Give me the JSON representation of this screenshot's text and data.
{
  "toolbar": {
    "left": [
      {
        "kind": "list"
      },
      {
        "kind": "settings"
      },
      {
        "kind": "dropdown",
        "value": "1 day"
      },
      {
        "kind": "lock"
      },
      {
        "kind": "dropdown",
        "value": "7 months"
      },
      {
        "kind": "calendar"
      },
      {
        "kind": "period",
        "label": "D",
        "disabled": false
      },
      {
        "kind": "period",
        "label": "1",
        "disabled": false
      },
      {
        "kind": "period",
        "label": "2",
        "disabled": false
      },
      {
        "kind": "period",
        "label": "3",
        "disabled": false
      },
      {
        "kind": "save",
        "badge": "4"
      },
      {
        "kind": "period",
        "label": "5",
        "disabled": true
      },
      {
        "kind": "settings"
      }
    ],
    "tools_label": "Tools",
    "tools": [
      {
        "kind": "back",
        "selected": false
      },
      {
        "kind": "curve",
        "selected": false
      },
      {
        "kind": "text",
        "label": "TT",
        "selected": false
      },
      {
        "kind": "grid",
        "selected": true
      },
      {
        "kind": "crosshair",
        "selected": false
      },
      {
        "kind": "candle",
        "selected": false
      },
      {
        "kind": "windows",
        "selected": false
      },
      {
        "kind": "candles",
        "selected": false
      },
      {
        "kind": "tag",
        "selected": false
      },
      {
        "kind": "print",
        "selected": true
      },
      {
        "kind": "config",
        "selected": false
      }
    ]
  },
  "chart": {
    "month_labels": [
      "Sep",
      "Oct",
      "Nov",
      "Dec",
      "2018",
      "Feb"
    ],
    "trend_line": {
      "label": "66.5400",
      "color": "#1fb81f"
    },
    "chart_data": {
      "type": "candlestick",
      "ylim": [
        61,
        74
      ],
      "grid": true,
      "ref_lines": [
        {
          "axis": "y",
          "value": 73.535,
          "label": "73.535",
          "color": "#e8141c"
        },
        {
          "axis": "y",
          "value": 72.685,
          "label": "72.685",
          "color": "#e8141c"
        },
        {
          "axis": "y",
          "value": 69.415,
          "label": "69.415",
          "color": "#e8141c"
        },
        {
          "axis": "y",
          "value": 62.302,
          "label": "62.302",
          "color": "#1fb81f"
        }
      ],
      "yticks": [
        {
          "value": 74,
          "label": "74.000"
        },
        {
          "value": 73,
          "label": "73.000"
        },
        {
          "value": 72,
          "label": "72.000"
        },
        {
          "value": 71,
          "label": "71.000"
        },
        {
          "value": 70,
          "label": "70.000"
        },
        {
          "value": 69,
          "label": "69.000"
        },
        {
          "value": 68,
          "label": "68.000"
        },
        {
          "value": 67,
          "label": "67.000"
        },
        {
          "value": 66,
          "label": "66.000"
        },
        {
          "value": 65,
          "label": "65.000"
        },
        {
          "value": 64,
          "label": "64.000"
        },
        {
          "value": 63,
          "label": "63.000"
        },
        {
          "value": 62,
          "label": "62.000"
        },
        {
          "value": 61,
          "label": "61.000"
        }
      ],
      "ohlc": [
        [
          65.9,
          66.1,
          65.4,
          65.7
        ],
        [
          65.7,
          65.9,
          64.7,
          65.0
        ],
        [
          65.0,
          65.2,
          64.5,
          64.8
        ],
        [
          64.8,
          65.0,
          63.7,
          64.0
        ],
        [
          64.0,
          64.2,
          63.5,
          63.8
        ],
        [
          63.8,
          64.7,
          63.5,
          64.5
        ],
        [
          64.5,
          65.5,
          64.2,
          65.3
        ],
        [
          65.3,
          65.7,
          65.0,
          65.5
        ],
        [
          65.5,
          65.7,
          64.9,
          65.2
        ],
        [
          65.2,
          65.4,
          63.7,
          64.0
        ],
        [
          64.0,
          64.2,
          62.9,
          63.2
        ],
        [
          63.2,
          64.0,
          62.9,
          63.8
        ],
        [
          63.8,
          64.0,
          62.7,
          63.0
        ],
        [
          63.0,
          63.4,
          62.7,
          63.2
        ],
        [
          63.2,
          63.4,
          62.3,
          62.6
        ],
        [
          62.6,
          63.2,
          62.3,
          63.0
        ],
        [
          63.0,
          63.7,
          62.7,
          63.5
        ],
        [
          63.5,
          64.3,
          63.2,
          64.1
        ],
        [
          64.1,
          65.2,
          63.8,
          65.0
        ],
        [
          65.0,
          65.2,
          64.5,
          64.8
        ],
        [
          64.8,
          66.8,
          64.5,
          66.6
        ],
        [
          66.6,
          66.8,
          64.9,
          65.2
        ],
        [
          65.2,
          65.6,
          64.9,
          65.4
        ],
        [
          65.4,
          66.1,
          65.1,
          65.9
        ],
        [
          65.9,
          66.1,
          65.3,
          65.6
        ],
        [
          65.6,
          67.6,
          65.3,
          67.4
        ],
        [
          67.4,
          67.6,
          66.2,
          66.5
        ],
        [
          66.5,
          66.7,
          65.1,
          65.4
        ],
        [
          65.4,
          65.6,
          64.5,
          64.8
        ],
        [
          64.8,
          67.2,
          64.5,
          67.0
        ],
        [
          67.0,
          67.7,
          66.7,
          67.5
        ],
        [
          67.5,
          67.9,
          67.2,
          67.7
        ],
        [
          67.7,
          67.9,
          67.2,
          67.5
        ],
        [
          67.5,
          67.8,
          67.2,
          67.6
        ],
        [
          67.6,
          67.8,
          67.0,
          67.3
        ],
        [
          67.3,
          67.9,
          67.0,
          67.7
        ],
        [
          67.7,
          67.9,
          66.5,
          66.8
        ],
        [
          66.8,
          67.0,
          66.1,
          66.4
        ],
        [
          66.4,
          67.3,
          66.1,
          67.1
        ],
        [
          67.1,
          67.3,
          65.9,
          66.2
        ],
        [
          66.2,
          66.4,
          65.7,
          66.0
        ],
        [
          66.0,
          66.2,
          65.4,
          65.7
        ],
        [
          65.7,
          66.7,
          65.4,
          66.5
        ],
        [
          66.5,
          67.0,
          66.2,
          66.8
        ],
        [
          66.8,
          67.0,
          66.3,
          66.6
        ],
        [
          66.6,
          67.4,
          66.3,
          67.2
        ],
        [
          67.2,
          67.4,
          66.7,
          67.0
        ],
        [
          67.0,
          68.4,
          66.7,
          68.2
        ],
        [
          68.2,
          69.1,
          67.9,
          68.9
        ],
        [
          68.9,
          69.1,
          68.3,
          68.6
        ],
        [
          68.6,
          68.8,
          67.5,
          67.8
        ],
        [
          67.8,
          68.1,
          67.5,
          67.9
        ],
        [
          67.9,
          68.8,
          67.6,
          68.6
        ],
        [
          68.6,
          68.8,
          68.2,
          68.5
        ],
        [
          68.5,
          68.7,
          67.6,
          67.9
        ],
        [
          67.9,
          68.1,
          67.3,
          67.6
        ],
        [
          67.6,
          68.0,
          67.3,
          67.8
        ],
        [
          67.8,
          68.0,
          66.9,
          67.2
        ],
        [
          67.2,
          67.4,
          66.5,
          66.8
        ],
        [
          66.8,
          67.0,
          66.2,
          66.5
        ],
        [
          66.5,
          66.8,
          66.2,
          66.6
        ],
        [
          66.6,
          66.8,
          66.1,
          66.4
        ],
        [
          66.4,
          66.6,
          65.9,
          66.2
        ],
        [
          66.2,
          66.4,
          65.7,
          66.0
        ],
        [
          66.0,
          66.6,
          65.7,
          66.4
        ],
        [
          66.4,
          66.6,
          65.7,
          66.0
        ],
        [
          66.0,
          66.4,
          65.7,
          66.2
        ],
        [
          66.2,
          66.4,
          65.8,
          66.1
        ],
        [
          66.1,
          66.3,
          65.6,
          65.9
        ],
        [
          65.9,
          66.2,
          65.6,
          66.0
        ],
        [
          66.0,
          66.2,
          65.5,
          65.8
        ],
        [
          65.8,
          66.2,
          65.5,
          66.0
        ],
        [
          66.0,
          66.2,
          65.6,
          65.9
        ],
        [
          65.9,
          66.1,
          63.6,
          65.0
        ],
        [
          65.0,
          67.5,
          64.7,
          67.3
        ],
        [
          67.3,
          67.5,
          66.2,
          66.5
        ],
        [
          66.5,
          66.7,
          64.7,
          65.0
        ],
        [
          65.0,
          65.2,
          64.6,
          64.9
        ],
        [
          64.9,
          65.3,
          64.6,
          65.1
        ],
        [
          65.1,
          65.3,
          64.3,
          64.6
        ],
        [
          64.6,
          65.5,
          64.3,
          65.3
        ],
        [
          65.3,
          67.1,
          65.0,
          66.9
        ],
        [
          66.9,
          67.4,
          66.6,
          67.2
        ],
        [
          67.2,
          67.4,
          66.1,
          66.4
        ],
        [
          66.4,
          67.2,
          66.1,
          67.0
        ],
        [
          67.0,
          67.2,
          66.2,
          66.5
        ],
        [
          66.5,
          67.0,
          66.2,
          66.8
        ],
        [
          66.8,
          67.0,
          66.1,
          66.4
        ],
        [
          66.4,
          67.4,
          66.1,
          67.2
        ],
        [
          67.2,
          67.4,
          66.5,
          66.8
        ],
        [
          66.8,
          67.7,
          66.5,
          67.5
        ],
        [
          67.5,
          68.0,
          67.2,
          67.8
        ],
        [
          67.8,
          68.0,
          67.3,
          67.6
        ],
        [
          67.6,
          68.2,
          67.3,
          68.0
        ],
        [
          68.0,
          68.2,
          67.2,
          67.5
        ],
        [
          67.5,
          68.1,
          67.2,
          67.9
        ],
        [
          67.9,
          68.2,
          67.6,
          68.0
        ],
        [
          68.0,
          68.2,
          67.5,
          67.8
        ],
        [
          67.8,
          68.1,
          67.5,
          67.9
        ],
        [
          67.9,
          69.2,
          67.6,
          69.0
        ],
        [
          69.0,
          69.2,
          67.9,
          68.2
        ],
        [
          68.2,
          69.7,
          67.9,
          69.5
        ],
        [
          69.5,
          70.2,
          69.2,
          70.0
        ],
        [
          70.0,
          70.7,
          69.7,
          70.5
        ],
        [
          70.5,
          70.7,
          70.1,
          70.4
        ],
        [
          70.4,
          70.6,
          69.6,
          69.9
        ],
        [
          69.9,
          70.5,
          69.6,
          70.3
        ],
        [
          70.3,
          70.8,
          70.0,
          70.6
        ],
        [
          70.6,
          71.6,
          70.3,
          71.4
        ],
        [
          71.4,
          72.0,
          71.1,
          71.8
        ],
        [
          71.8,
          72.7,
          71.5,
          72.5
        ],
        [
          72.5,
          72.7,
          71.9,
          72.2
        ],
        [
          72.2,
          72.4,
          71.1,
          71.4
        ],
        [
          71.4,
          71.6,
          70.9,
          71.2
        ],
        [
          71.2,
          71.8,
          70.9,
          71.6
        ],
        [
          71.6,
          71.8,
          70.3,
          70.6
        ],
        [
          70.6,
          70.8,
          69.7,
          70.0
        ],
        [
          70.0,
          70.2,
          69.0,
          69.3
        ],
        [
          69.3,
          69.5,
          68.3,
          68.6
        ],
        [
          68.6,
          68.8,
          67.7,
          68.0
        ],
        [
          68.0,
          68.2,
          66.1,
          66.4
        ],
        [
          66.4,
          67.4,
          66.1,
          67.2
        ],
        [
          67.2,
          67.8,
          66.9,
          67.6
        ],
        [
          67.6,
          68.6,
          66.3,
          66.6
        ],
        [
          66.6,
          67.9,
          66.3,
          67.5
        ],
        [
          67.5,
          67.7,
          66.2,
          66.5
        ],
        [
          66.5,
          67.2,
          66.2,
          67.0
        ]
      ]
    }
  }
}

## WHAT THE EXERCISE ASKS
Copy all lines from the entries that contain the word "true".

## THE RESULT
        "disabled": true
        "selected": true
        "selected": true
      "grid": true,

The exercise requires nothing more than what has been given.